*Task to carry out:*
Write out the records that appear below, verbatim and complete, but without pictures.

[Dataset items]
= = =

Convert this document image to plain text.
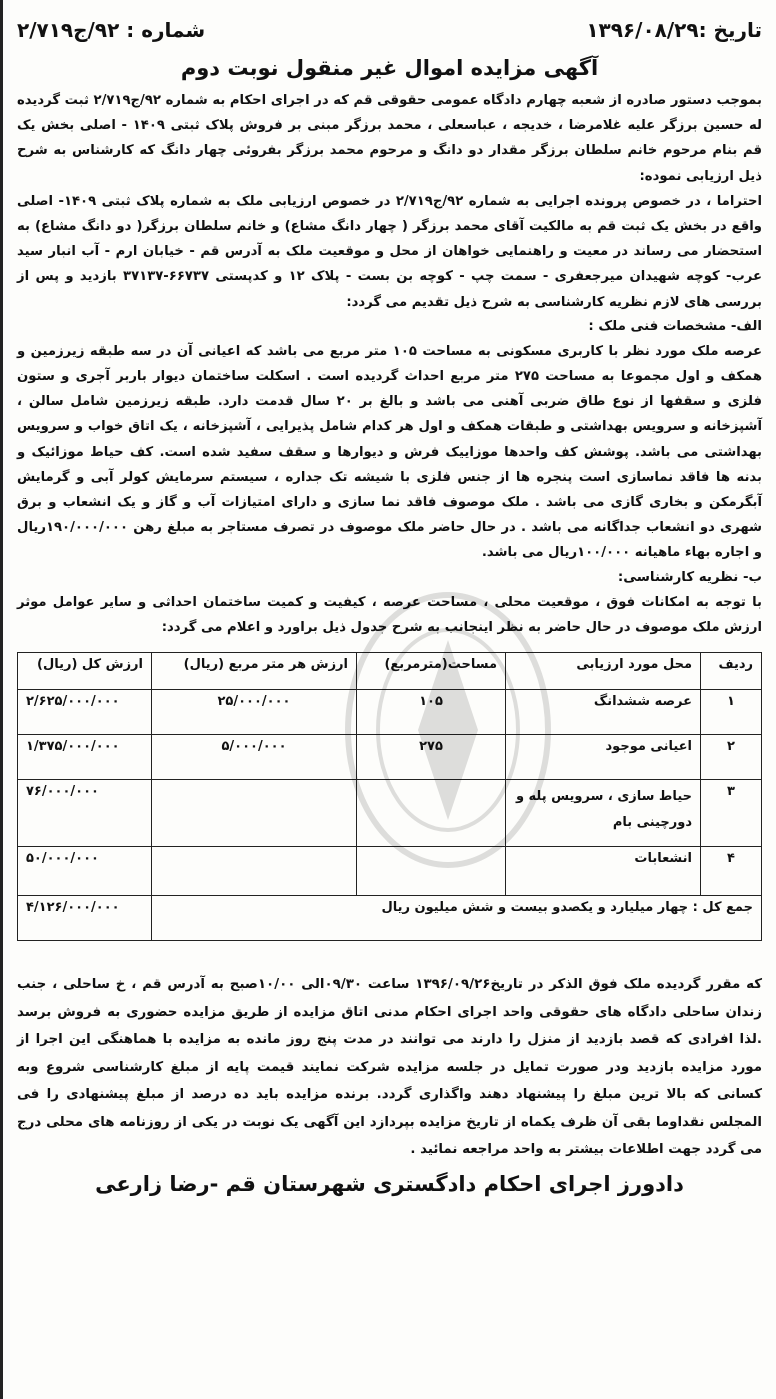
تاریخ :۱۳۹۶/۰۸/۲۹
شماره : ۹۲/ج۲/۷۱۹
آگهی مزایده اموال غیر منقول نوبت دوم

بموجب دستور صادره از شعبه چهارم دادگاه عمومی حقوقی قم که در اجرای احکام به شماره ۹۲/ج۲/۷۱۹ ثبت گردیده له حسین برزگر علیه غلامرضا ، خدیجه ، عباسعلی ، محمد برزگر مبنی بر فروش پلاک ثبتی ۱۴۰۹ - اصلی بخش یک قم بنام مرحوم خانم سلطان برزگر مقدار دو دانگ و مرحوم محمد برزگر بفروئی چهار دانگ که کارشناس به شرح ذیل ارزیابی نموده:

احتراما ، در خصوص پرونده اجرایی به شماره ۹۲/ج۲/۷۱۹ در خصوص ارزیابی ملک به شماره پلاک ثبتی ۱۴۰۹- اصلی واقع در بخش یک ثبت قم به مالکیت آقای محمد برزگر ( چهار دانگ مشاع) و خانم سلطان برزگر( دو دانگ مشاع) به استحضار می رساند در معیت و راهنمایی خواهان از محل و موقعیت ملک به آدرس قم - خیابان ارم - آب انبار سید عرب- کوچه شهیدان میرجعفری - سمت چپ - کوچه بن بست - پلاک ۱۲ و کدپستی ۶۶۷۳۷-۳۷۱۳۷ بازدید و پس از بررسی های لازم نظریه کارشناسی به شرح ذیل تقدیم می گردد:

الف- مشخصات فنی ملک :

عرصه ملک مورد نظر با کاربری مسکونی به مساحت ۱۰۵ متر مربع می باشد که اعیانی آن در سه طبقه زیرزمین و همکف و اول مجموعا به مساحت ۲۷۵ متر مربع احداث گردیده است . اسکلت ساختمان دیوار باربر آجری و ستون فلزی و سقفها از نوع طاق ضربی آهنی می باشد و بالغ بر ۲۰ سال قدمت دارد. طبقه زیرزمین شامل سالن ، آشپزخانه و سرویس بهداشتی و طبقات همکف و اول هر کدام شامل پذیرایی ، آشپزخانه ، یک اتاق خواب و سرویس بهداشتی می باشد. پوشش کف واحدها موزاییک فرش و دیوارها و سقف سفید شده است. کف حیاط موزائیک و بدنه ها فاقد نماسازی است پنجره ها از جنس فلزی با شیشه تک جداره ، سیستم سرمایش کولر آبی و گرمایش آبگرمکن و بخاری گازی می باشد . ملک موصوف فاقد نما سازی و دارای امتیازات آب و گاز و یک انشعاب و برق شهری دو انشعاب جداگانه می باشد . در حال حاضر ملک موصوف در تصرف مستاجر به مبلغ رهن ۱۹۰/۰۰۰/۰۰۰ریال و اجاره بهاء ماهیانه ۱۰۰/۰۰۰ریال می باشد.

ب- نظریه کارشناسی:

با توجه به امکانات فوق ، موقعیت محلی ، مساحت عرصه ، کیفیت و کمیت ساختمان احداثی و سایر عوامل موثر ارزش ملک موصوف در حال حاضر به نظر اینجانب به شرح جدول ذیل براورد و اعلام می گردد:

ردیف	محل مورد ارزیابی	مساحت(مترمربع)	ارزش هر متر مربع (ریال)	ارزش کل (ریال)
۱	عرصه ششدانگ	۱۰۵	۲۵/۰۰۰/۰۰۰	۲/۶۲۵/۰۰۰/۰۰۰
۲	اعیانی موجود	۲۷۵	۵/۰۰۰/۰۰۰	۱/۳۷۵/۰۰۰/۰۰۰
۳	حیاط سازی ، سرویس پله و دورچینی بام			۷۶/۰۰۰/۰۰۰
۴	انشعابات			۵۰/۰۰۰/۰۰۰
جمع کل : چهار میلیارد و یکصدو بیست و شش میلیون ریال				۴/۱۲۶/۰۰۰/۰۰۰
که مقرر گردیده ملک فوق الذکر در تاریخ۱۳۹۶/۰۹/۲۶ ساعت ۰۹/۳۰الی ۱۰/۰۰صبح به آدرس قم ، خ ساحلی ، جنب زندان ساحلی دادگاه های حقوقی واحد اجرای احکام مدنی اتاق مزایده از طریق مزایده حضوری به فروش برسد .لذا افرادی که قصد بازدید از منزل را دارند می توانند در مدت پنج روز مانده به مزایده با هماهنگی این اجرا از مورد مزایده بازدید ودر صورت تمایل در جلسه مزایده شرکت نمایند قیمت پایه از مبلغ کارشناسی شروع وبه کسانی که بالا ترین مبلغ را پیشنهاد دهند واگذاری گردد. برنده مزایده باید ده درصد از مبلغ پیشنهادی را فی المجلس نقداوما بقی آن ظرف یکماه از تاریخ مزایده بپردازد این آگهی یک نوبت در یکی از روزنامه های محلی درج می گردد جهت اطلاعات بیشتر به واحد مراجعه نمائید .
دادورز اجرای احکام دادگستری شهرستان قم -رضا زارعی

= = =

*Result for this task:*
Convert this document image to plain text.
تاریخ :۱۳۹۶/۰۸/۲۹
شماره : ۹۲/ج۲/۷۱۹
آگهی مزایده اموال غیر منقول نوبت دوم

بموجب دستور صادره از شعبه چهارم دادگاه عمومی حقوقی قم که در اجرای احکام به شماره ۹۲/ج۲/۷۱۹ ثبت گردیده له حسین برزگر علیه غلامرضا ، خدیجه ، عباسعلی ، محمد برزگر مبنی بر فروش پلاک ثبتی ۱۴۰۹ - اصلی بخش یک قم بنام مرحوم خانم سلطان برزگر مقدار دو دانگ و مرحوم محمد برزگر بفروئی چهار دانگ که کارشناس به شرح ذیل ارزیابی نموده:

احتراما ، در خصوص پرونده اجرایی به شماره ۹۲/ج۲/۷۱۹ در خصوص ارزیابی ملک به شماره پلاک ثبتی ۱۴۰۹- اصلی واقع در بخش یک ثبت قم به مالکیت آقای محمد برزگر ( چهار دانگ مشاع) و خانم سلطان برزگر( دو دانگ مشاع) به استحضار می رساند در معیت و راهنمایی خواهان از محل و موقعیت ملک به آدرس قم - خیابان ارم - آب انبار سید عرب- کوچه شهیدان میرجعفری - سمت چپ - کوچه بن بست - پلاک ۱۲ و کدپستی ۶۶۷۳۷-۳۷۱۳۷ بازدید و پس از بررسی های لازم نظریه کارشناسی به شرح ذیل تقدیم می گردد:

الف- مشخصات فنی ملک :

عرصه ملک مورد نظر با کاربری مسکونی به مساحت ۱۰۵ متر مربع می باشد که اعیانی آن در سه طبقه زیرزمین و همکف و اول مجموعا به مساحت ۲۷۵ متر مربع احداث گردیده است . اسکلت ساختمان دیوار باربر آجری و ستون فلزی و سقفها از نوع طاق ضربی آهنی می باشد و بالغ بر ۲۰ سال قدمت دارد. طبقه زیرزمین شامل سالن ، آشپزخانه و سرویس بهداشتی و طبقات همکف و اول هر کدام شامل پذیرایی ، آشپزخانه ، یک اتاق خواب و سرویس بهداشتی می باشد. پوشش کف واحدها موزاییک فرش و دیوارها و سقف سفید شده است. کف حیاط موزائیک و بدنه ها فاقد نماسازی است پنجره ها از جنس فلزی با شیشه تک جداره ، سیستم سرمایش کولر آبی و گرمایش آبگرمکن و بخاری گازی می باشد . ملک موصوف فاقد نما سازی و دارای امتیازات آب و گاز و یک انشعاب و برق شهری دو انشعاب جداگانه می باشد . در حال حاضر ملک موصوف در تصرف مستاجر به مبلغ رهن ۱۹۰/۰۰۰/۰۰۰ریال و اجاره بهاء ماهیانه ۱۰۰/۰۰۰ریال می باشد.

ب- نظریه کارشناسی:

با توجه به امکانات فوق ، موقعیت محلی ، مساحت عرصه ، کیفیت و کمیت ساختمان احداثی و سایر عوامل موثر ارزش ملک موصوف در حال حاضر به نظر اینجانب به شرح جدول ذیل براورد و اعلام می گردد:

ردیف	محل مورد ارزیابی	مساحت(مترمربع)	ارزش هر متر مربع (ریال)	ارزش کل (ریال)
۱	عرصه ششدانگ	۱۰۵	۲۵/۰۰۰/۰۰۰	۲/۶۲۵/۰۰۰/۰۰۰
۲	اعیانی موجود	۲۷۵	۵/۰۰۰/۰۰۰	۱/۳۷۵/۰۰۰/۰۰۰
۳	حیاط سازی ، سرویس پله و دورچینی بام			۷۶/۰۰۰/۰۰۰
۴	انشعابات			۵۰/۰۰۰/۰۰۰
جمع کل : چهار میلیارد و یکصدو بیست و شش میلیون ریال				۴/۱۲۶/۰۰۰/۰۰۰
که مقرر گردیده ملک فوق الذکر در تاریخ۱۳۹۶/۰۹/۲۶ ساعت ۰۹/۳۰الی ۱۰/۰۰صبح به آدرس قم ، خ ساحلی ، جنب زندان ساحلی دادگاه های حقوقی واحد اجرای احکام مدنی اتاق مزایده از طریق مزایده حضوری به فروش برسد .لذا افرادی که قصد بازدید از منزل را دارند می توانند در مدت پنج روز مانده به مزایده با هماهنگی این اجرا از مورد مزایده بازدید ودر صورت تمایل در جلسه مزایده شرکت نمایند قیمت پایه از مبلغ کارشناسی شروع وبه کسانی که بالا ترین مبلغ را پیشنهاد دهند واگذاری گردد. برنده مزایده باید ده درصد از مبلغ پیشنهادی را فی المجلس نقداوما بقی آن ظرف یکماه از تاریخ مزایده بپردازد این آگهی یک نوبت در یکی از روزنامه های محلی درج می گردد جهت اطلاعات بیشتر به واحد مراجعه نمائید .
دادورز اجرای احکام دادگستری شهرستان قم -رضا زارعی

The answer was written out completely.